YOUR GOAL:
Output every line below without omitting or altering anything.

SUPPLIED RECORDS:
# # # # # # #

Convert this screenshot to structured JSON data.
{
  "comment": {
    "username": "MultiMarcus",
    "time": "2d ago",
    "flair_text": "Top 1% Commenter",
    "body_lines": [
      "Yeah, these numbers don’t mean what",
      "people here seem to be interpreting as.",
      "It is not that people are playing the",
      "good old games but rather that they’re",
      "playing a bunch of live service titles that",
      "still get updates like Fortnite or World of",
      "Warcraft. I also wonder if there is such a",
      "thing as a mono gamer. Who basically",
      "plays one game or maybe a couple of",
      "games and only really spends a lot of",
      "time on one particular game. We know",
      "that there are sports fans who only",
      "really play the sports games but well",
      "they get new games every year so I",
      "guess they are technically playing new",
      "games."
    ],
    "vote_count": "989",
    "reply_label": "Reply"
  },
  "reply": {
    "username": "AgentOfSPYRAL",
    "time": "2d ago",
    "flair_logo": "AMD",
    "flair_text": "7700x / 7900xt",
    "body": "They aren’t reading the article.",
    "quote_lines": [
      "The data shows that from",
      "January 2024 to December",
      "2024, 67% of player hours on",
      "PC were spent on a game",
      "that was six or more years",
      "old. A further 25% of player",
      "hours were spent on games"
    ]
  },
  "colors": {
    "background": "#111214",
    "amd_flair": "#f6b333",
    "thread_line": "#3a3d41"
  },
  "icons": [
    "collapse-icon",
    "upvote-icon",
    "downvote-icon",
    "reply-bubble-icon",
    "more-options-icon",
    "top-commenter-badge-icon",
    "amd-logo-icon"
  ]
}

# # # # # # #

COMPLETED EXERCISE:
Convert this screenshot to structured JSON data.
{
  "comment": {
    "username": "MultiMarcus",
    "time": "2d ago",
    "flair_text": "Top 1% Commenter",
    "body_lines": [
      "Yeah, these numbers don’t mean what",
      "people here seem to be interpreting as.",
      "It is not that people are playing the",
      "good old games but rather that they’re",
      "playing a bunch of live service titles that",
      "still get updates like Fortnite or World of",
      "Warcraft. I also wonder if there is such a",
      "thing as a mono gamer. Who basically",
      "plays one game or maybe a couple of",
      "games and only really spends a lot of",
      "time on one particular game. We know",
      "that there are sports fans who only",
      "really play the sports games but well",
      "they get new games every year so I",
      "guess they are technically playing new",
      "games."
    ],
    "vote_count": "989",
    "reply_label": "Reply"
  },
  "reply": {
    "username": "AgentOfSPYRAL",
    "time": "2d ago",
    "flair_logo": "AMD",
    "flair_text": "7700x / 7900xt",
    "body": "They aren’t reading the article.",
    "quote_lines": [
      "The data shows that from",
      "January 2024 to December",
      "2024, 67% of player hours on",
      "PC were spent on a game",
      "that was six or more years",
      "old. A further 25% of player",
      "hours were spent on games"
    ]
  },
  "colors": {
    "background": "#111214",
    "amd_flair": "#f6b333",
    "thread_line": "#3a3d41"
  },
  "icons": [
    "collapse-icon",
    "upvote-icon",
    "downvote-icon",
    "reply-bubble-icon",
    "more-options-icon",
    "top-commenter-badge-icon",
    "amd-logo-icon"
  ]
}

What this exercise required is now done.